> **About this task**
Copy every line of the records below where the word "hanc" occurs.

Document page entries with text:
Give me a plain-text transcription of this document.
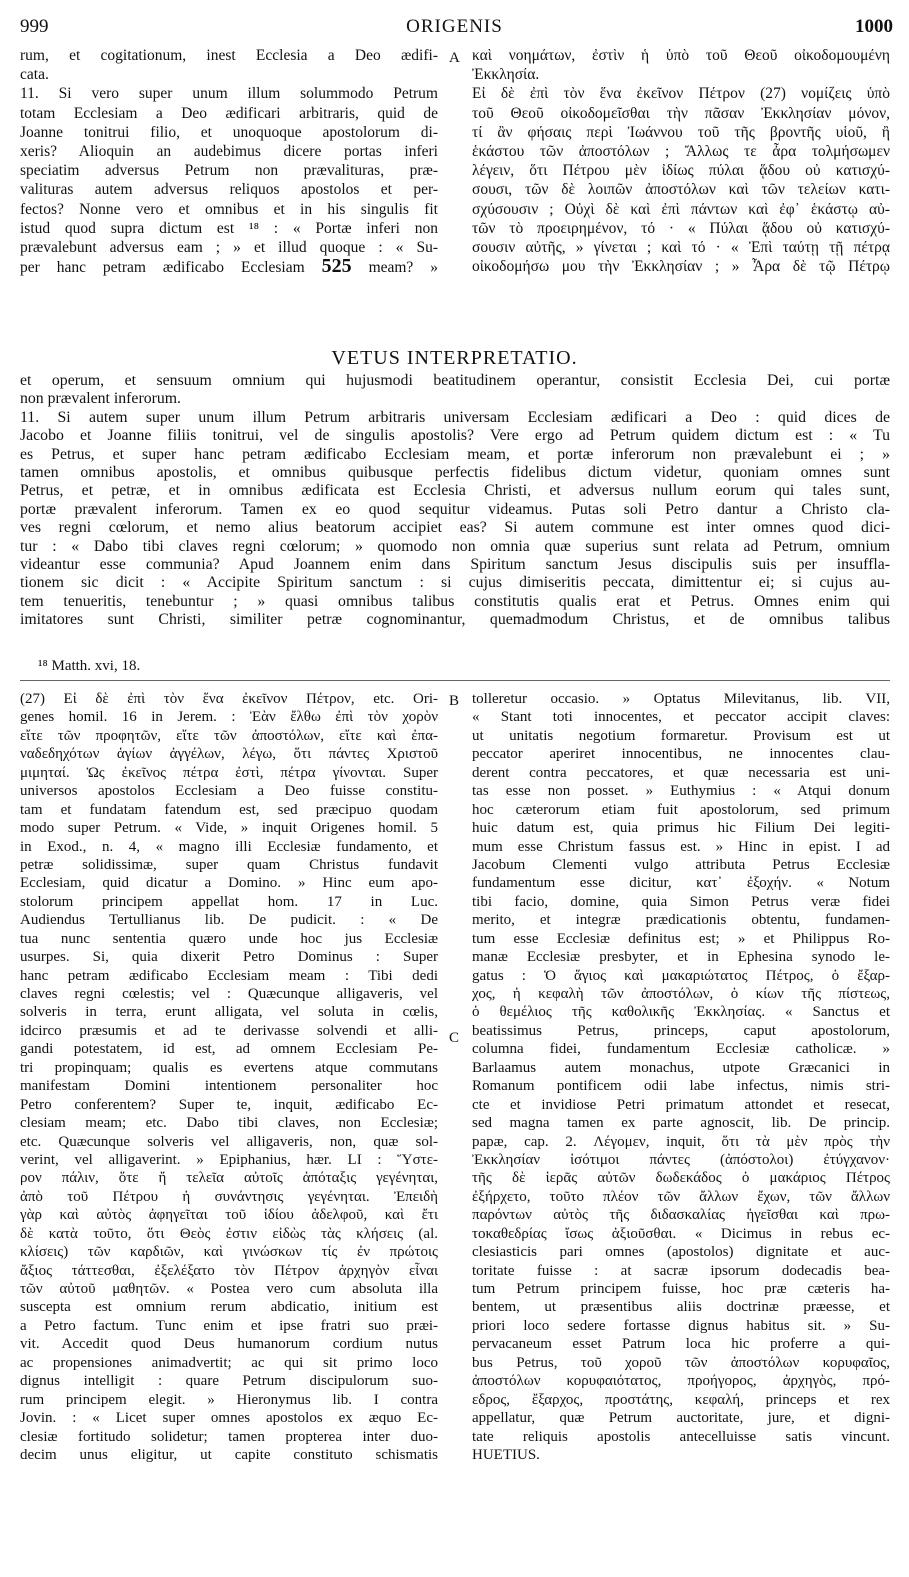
999	ORIGENIS	1000
rum, et cogitationum, inest Ecclesia a Deo ædifi-
cata.
11. Si vero super unum illum solummodo Petrum
totam Ecclesiam a Deo ædificari arbitraris, quid de
Joanne tonitrui filio, et unoquoque apostolorum di-
xeris? Alioquin an audebimus dicere portas inferi
speciatim adversus Petrum non prævalituras, præ-
valituras autem adversus reliquos apostolos et per-
fectos? Nonne vero et omnibus et in his singulis fit
istud quod supra dictum est ¹⁸ : « Portæ inferi non
prævalebunt adversus eam ; » et illud quoque : « Su-
per hanc petram ædificabo Ecclesiam 525 meam? »
καὶ νοημάτων, ἐστὶν ἡ ὑπὸ τοῦ Θεοῦ οἰκοδομουμένη
Ἐκκλησία.
Εἰ δὲ ἐπὶ τὸν ἕνα ἐκεῖνον Πέτρον (27) νομίζεις ὑπὸ
τοῦ Θεοῦ οἰκοδομεῖσθαι τὴν πᾶσαν Ἐκκλησίαν μόνον,
τί ἂν φήσαις περὶ Ἰωάννου τοῦ τῆς βροντῆς υἱοῦ, ἢ
ἑκάστου τῶν ἀποστόλων ; Ἄλλως τε ἆρα τολμήσωμεν
λέγειν, ὅτι Πέτρου μὲν ἰδίως πύλαι ᾅδου οὐ κατισχύ-
σουσι, τῶν δὲ λοιπῶν ἀποστόλων καὶ τῶν τελείων κατι-
σχύσουσιν ; Οὐχὶ δὲ καὶ ἐπὶ πάντων καὶ ἐφ᾽ ἑκάστῳ αὐ-
τῶν τὸ προειρημένον, τό · « Πύλαι ᾅδου οὐ κατισχύ-
σουσιν αὐτῆς, » γίνεται ; καὶ τό · « Ἐπὶ ταύτῃ τῇ πέτρᾳ
οἰκοδομήσω μου τὴν Ἐκκλησίαν ; » Ἆρα δὲ τῷ Πέτρῳ
A
VETUS INTERPRETATIO.
et operum, et sensuum omnium qui hujusmodi beatitudinem operantur, consistit Ecclesia Dei, cui portæ
non prævalent inferorum.
11. Si autem super unum illum Petrum arbitraris universam Ecclesiam ædificari a Deo : quid dices de
Jacobo et Joanne filiis tonitrui, vel de singulis apostolis? Vere ergo ad Petrum quidem dictum est : « Tu
es Petrus, et super hanc petram ædificabo Ecclesiam meam, et portæ inferorum non prævalebunt ei ; »
tamen omnibus apostolis, et omnibus quibusque perfectis fidelibus dictum videtur, quoniam omnes sunt
Petrus, et petræ, et in omnibus ædificata est Ecclesia Christi, et adversus nullum eorum qui tales sunt,
portæ prævalent inferorum. Tamen ex eo quod sequitur videamus. Putas soli Petro dantur a Christo cla-
ves regni cœlorum, et nemo alius beatorum accipiet eas? Si autem commune est inter omnes quod dici-
tur : « Dabo tibi claves regni cœlorum; » quomodo non omnia quæ superius sunt relata ad Petrum, omnium
videantur esse communia? Apud Joannem enim dans Spiritum sanctum Jesus discipulis suis per insuffla-
tionem sic dicit : « Accipite Spiritum sanctum : si cujus dimiseritis peccata, dimittentur ei; si cujus au-
tem tenueritis, tenebuntur ; » quasi omnibus talibus constitutis qualis erat et Petrus. Omnes enim qui
imitatores sunt Christi, similiter petræ cognominantur, quemadmodum Christus, et de omnibus talibus
¹⁸ Matth. xvi, 18.
(27) Εἰ δὲ ἐπὶ τὸν ἕνα ἐκεῖνον Πέτρον, etc. Ori-
genes homil. 16 in Jerem. : Ἐὰν ἔλθω ἐπὶ τὸν χορὸν
εἴτε τῶν προφητῶν, εἴτε τῶν ἀποστόλων, εἴτε καὶ ἐπα-
ναδεδηχότων ἁγίων ἀγγέλων, λέγω, ὅτι πάντες Χριστοῦ
μιμηταί. Ὡς ἐκεῖνος πέτρα ἐστὶ, πέτρα γίνονται. Super
universos apostolos Ecclesiam a Deo fuisse constitu-
tam et fundatam fatendum est, sed præcipuo quodam
modo super Petrum. « Vide, » inquit Origenes homil. 5
in Exod., n. 4, « magno illi Ecclesiæ fundamento, et
petræ solidissimæ, super quam Christus fundavit
Ecclesiam, quid dicatur a Domino. » Hinc eum apo-
stolorum principem appellat hom. 17 in Luc.
Audiendus Tertullianus lib. De pudicit. : « De
tua nunc sententia quæro unde hoc jus Ecclesiæ
usurpes. Si, quia dixerit Petro Dominus : Super
hanc petram ædificabo Ecclesiam meam : Tibi dedi
claves regni cœlestis; vel : Quæcunque alligaveris, vel
solveris in terra, erunt alligata, vel soluta in cœlis,
idcirco præsumis et ad te derivasse solvendi et alli-
gandi potestatem, id est, ad omnem Ecclesiam Pe-
tri propinquam; qualis es evertens atque commutans
manifestam Domini intentionem personaliter hoc
Petro conferentem? Super te, inquit, ædificabo Ec-
clesiam meam; etc. Dabo tibi claves, non Ecclesiæ;
etc. Quæcunque solveris vel alligaveris, non, quæ sol-
verint, vel alligaverint. » Epiphanius, hær. LI : Ὕστε-
ρον πάλιν, ὅτε ἤ τελεῖα αὐτοῖς ἀπόταξις γεγένηται,
ἀπὸ τοῦ Πέτρου ἡ συνάντησις γεγένηται. Ἐπειδὴ
γὰρ καὶ αὐτὸς ἀφηγεῖται τοῦ ἰδίου ἀδελφοῦ, καὶ ἔτι
δὲ κατὰ τοῦτο, ὅτι Θεὸς ἐστιν εἰδὼς τὰς κλήσεις (al.
κλίσεις) τῶν καρδιῶν, καὶ γινώσκων τίς ἐν πρώτοις
ἄξιος τάττεσθαι, ἐξελέξατο τὸν Πέτρον ἀρχηγὸν εἶναι
τῶν αὐτοῦ μαθητῶν. « Postea vero cum absoluta illa
suscepta est omnium rerum abdicatio, initium est
a Petro factum. Tunc enim et ipse fratri suo præi-
vit. Accedit quod Deus humanorum cordium nutus
ac propensiones animadvertit; ac qui sit primo loco
dignus intelligit : quare Petrum discipulorum suo-
rum principem elegit. » Hieronymus lib. I contra
Jovin. : « Licet super omnes apostolos ex æquo Ec-
clesiæ fortitudo solidetur; tamen propterea inter duo-
decim unus eligitur, ut capite constituto schismatis
tolleretur occasio. » Optatus Milevitanus, lib. VII,
« Stant toti innocentes, et peccator accipit claves:
ut unitatis negotium formaretur. Provisum est ut
peccator aperiret innocentibus, ne innocentes clau-
derent contra peccatores, et quæ necessaria est uni-
tas esse non posset. » Euthymius : « Atqui donum
hoc cæterorum etiam fuit apostolorum, sed primum
huic datum est, quia primus hic Filium Dei legiti-
mum esse Christum fassus est. » Hinc in epist. I ad
Jacobum Clementi vulgo attributa Petrus Ecclesiæ
fundamentum esse dicitur, κατ᾽ ἐξοχήν. « Notum
tibi facio, domine, quia Simon Petrus veræ fidei
merito, et integræ prædicationis obtentu, fundamen-
tum esse Ecclesiæ definitus est; » et Philippus Ro-
manæ Ecclesiæ presbyter, et in Ephesina synodo le-
gatus : Ὁ ἅγιος καὶ μακαριώτατος Πέτρος, ὁ ἔξαρ-
χος, ἡ κεφαλὴ τῶν ἀποστόλων, ὁ κίων τῆς πίστεως,
ὁ θεμέλιος τῆς καθολικῆς Ἐκκλησίας. « Sanctus et
beatissimus Petrus, princeps, caput apostolorum,
columna fidei, fundamentum Ecclesiæ catholicæ. »
Barlaamus autem monachus, utpote Græcanici in
Romanum pontificem odii labe infectus, nimis stri-
cte et invidiose Petri primatum attondet et resecat,
sed magna tamen ex parte agnoscit, lib. De princip.
papæ, cap. 2. Λέγομεν, inquit, ὅτι τὰ μὲν πρὸς τὴν
Ἐκκλησίαν ἰσότιμοι πάντες (ἀπόστολοι) ἐτύγχανον·
τῆς δὲ ἱερᾶς αὐτῶν δωδεκάδος ὁ μακάριος Πέτρος
ἐξήρχετο, τοῦτο πλέον τῶν ἄλλων ἔχων, τῶν ἄλλων
παρόντων αὐτὸς τῆς διδασκαλίας ἡγεῖσθαι καὶ πρω-
τοκαθεδρίας ἴσως ἀξιοῦσθαι. « Dicimus in rebus ec-
clesiasticis pari omnes (apostolos) dignitate et auc-
toritate fuisse : at sacræ ipsorum dodecadis bea-
tum Petrum principem fuisse, hoc præ cæteris ha-
bentem, ut præsentibus aliis doctrinæ præesse, et
priori loco sedere fortasse dignus habitus sit. » Su-
pervacaneum esset Patrum loca hic proferre a qui-
bus Petrus, τοῦ χοροῦ τῶν ἀποστόλων κορυφαῖος,
ἀποστόλων κορυφαιότατος, προήγορος, ἀρχηγὸς, πρό-
εδρος, ἔξαρχος, προστάτης, κεφαλή, princeps et rex
appellatur, quæ Petrum auctoritate, jure, et digni-
tate reliquis apostolis antecelluisse satis vincunt.
HUETIUS.
B
C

> **Solution for this problem**
per hanc petram ædificabo Ecclesiam 525 meam? »
es Petrus, et super hanc petram ædificabo Ecclesiam meam, et portæ inferorum non prævalebunt ei ; »
hanc petram ædificabo Ecclesiam meam : Tibi dedi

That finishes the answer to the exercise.